An dieser Stelle warf der Journalist auch einen Blick auf den Philosophen Marcus Gabriel und die von ihm entwickelte „Sinnfeldontologie“. Danach sind Gefühle, Gedanken, Ideen und geistige Phänomene aller Art nicht weniger real und existent als die dingliche Welt. Gert Scobel: „In unserer Kultur neigen wir dazu, die Innenperspektive als die weniger gültige abzustempeln. Wir sind stark daran gewöhnt, dem, was wir messen und zählen können, einen höheren Realitätsstatus zuzuschreiben als den von uns erlebten Qualitäten unserer Wahrnehmung. Dabei sind, wenn man es philosophisch und erkenntnistheoretisch untersucht, Daten, die wir als Beobachter aus der Wirklichkeit extrahieren, nichts anderes als in Symbole oder Zeichen übersetzte Erfahrungen.“ 

Selbstverständlich können sich Menschen in Bezug auf ihre subjektiven Wahrnehmungen irren. „Aber das gilt natürlich genauso für die Beobachtung dessen, was sich da angeblich draußen objektiv in der Wirklichkeit abspielen soll. Wie oft lagen wir da falsch!“ Als Beispiel nannte Gert Scobel die Überwindung der newtonschen Vorstellungen von Raum und Zeit durch die Berechnungen und Vorstellungen Albert Einsteins.

(Datensätze aus einer Sammlung)
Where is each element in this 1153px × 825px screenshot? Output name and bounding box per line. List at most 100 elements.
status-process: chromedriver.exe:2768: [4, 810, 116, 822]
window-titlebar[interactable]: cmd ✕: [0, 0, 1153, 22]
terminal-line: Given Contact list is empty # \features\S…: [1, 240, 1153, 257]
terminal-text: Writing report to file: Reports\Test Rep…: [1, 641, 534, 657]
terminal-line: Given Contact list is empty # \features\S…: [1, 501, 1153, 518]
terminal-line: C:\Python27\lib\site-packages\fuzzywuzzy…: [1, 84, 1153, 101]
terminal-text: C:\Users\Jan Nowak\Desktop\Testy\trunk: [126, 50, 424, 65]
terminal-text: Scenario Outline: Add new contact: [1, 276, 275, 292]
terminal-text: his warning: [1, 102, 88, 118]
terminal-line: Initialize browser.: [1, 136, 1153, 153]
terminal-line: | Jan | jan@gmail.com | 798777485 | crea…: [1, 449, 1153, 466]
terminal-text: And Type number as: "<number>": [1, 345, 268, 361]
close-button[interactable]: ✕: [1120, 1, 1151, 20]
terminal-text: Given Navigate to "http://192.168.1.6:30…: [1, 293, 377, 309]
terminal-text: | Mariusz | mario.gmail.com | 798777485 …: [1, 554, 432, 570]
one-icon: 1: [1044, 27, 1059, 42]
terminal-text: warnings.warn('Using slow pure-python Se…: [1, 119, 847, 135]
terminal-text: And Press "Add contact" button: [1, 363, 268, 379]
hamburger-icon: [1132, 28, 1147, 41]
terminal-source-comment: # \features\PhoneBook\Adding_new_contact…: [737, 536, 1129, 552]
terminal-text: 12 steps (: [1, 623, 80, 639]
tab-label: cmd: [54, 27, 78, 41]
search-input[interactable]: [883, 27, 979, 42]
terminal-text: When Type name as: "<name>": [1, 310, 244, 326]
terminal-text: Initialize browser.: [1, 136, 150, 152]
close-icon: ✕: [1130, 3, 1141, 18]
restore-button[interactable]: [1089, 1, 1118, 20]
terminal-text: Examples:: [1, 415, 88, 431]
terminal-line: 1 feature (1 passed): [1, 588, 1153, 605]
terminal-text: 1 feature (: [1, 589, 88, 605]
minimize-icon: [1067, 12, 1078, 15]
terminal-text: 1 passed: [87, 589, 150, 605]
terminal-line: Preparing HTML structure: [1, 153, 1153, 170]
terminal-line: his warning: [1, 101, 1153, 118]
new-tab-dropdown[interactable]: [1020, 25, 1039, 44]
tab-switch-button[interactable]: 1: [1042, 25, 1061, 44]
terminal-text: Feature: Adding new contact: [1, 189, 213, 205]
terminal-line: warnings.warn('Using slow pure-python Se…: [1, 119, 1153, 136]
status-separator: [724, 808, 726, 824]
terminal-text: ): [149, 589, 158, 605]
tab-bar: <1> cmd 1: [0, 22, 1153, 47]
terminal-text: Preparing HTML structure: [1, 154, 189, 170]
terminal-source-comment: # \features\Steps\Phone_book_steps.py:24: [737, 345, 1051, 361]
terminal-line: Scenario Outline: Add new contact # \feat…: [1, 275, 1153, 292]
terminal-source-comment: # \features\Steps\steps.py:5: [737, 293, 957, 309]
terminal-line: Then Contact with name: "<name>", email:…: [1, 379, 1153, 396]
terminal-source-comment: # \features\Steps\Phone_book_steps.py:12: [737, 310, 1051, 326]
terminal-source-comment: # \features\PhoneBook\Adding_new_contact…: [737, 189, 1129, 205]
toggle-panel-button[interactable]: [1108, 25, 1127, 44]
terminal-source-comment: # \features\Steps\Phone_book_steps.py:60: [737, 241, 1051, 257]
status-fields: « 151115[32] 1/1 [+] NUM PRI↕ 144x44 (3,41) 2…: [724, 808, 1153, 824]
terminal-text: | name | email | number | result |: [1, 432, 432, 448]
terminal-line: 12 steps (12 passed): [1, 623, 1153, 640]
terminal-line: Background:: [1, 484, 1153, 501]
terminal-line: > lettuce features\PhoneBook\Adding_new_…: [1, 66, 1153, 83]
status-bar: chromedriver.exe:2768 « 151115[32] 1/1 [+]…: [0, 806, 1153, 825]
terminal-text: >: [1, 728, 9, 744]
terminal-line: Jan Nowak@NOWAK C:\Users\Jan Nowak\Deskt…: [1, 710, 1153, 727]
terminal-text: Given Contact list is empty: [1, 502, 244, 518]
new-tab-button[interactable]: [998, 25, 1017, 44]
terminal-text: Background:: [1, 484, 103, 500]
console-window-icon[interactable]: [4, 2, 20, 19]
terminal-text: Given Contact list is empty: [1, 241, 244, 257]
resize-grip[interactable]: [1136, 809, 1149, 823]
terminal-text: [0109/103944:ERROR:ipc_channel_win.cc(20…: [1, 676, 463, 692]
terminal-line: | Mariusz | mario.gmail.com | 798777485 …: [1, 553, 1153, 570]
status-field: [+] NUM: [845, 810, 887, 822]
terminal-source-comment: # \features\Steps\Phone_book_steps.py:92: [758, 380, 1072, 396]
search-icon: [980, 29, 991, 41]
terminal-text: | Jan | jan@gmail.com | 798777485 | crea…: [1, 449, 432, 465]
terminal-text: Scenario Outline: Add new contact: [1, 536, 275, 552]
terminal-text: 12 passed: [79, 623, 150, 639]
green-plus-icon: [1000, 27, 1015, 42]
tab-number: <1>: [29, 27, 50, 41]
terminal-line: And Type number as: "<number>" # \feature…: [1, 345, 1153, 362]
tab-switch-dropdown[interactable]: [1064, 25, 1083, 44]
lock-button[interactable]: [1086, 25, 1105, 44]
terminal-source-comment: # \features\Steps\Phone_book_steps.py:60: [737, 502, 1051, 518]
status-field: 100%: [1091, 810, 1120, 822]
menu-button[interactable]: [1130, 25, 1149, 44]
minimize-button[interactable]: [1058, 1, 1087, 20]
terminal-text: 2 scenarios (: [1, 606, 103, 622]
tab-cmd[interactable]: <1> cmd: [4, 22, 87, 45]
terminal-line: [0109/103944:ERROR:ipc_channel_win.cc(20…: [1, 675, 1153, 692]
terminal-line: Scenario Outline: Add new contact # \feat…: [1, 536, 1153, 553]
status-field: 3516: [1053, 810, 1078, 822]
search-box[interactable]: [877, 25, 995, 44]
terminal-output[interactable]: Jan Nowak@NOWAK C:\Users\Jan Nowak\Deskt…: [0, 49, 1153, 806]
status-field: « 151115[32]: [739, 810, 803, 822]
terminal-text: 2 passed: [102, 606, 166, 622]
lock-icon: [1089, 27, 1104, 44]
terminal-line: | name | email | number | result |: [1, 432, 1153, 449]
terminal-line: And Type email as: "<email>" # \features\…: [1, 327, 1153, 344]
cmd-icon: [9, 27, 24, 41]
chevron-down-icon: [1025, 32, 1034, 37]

▶ [AUFGABE 1]: Welches Beispiel nennt Gert Scobel im zitierten Text dafür, dass wir mit Beobachtungen der äußeren Wirklichkeit falsch lagen?
▶ [AUFGABE 2]: Schreib den zitierten Text über Gert Scobel nach seinem letzten Satz weiter.
Die Datensätze sind eigenständiges Material und gehören nicht zum zitierten Text.

▶ [ANTWORT 1]: Die Überwindung der newtonschen Vorstellungen von Raum und Zeit durch die Berechnungen und Vorstellungen Albert Einsteins.

▶ [ANTWORT 2]:
Hinter der laut Gert Scobel „falschen Dominanz des sogenannten Objektiven“, das sich zählen und messen lässt, steht auch die Idee, dass sich Wirklichkeit in kleinste Einzelteile zerlegen und anschließend beliebig neu zusammensetzen lasse. Als Beispiel nannte er die Gentechnik, aber auch die KI-Forschung, die das Bewusstseinsproblem lösen will, indem sie das Denken in kleinste Programmierschritte zu transformieren versucht. „Damit macht sie unserer natürlichen Dummheit harte Konkurrenz“, kommentierte Gert Scobel.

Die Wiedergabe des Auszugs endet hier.